→ INPUT
* * * * *
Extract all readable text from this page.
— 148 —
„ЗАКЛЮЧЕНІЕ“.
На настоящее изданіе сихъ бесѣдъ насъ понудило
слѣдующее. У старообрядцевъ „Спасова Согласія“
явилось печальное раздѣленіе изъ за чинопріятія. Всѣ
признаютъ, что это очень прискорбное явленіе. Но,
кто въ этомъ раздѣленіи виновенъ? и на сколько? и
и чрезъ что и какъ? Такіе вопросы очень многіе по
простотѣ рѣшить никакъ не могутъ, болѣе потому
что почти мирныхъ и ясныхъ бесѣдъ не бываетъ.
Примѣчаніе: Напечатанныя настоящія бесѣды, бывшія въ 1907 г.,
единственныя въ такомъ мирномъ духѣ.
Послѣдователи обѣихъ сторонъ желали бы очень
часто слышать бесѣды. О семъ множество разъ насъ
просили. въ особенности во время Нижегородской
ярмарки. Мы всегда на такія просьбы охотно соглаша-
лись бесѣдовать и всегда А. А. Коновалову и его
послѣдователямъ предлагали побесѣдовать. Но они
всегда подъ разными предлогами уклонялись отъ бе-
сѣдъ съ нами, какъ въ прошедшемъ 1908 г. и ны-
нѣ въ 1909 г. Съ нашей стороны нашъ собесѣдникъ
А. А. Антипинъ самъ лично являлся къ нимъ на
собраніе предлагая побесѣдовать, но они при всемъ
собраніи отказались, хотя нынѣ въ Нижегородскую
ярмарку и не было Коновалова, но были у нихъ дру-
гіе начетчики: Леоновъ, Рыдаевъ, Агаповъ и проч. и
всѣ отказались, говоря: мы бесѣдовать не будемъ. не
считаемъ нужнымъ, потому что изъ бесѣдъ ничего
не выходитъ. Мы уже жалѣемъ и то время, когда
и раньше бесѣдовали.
* * * * *
→ EXERCISE
Work out how many lines in the records above hold the string "насъ", then give only that count.

→ TASK SOLUTION
2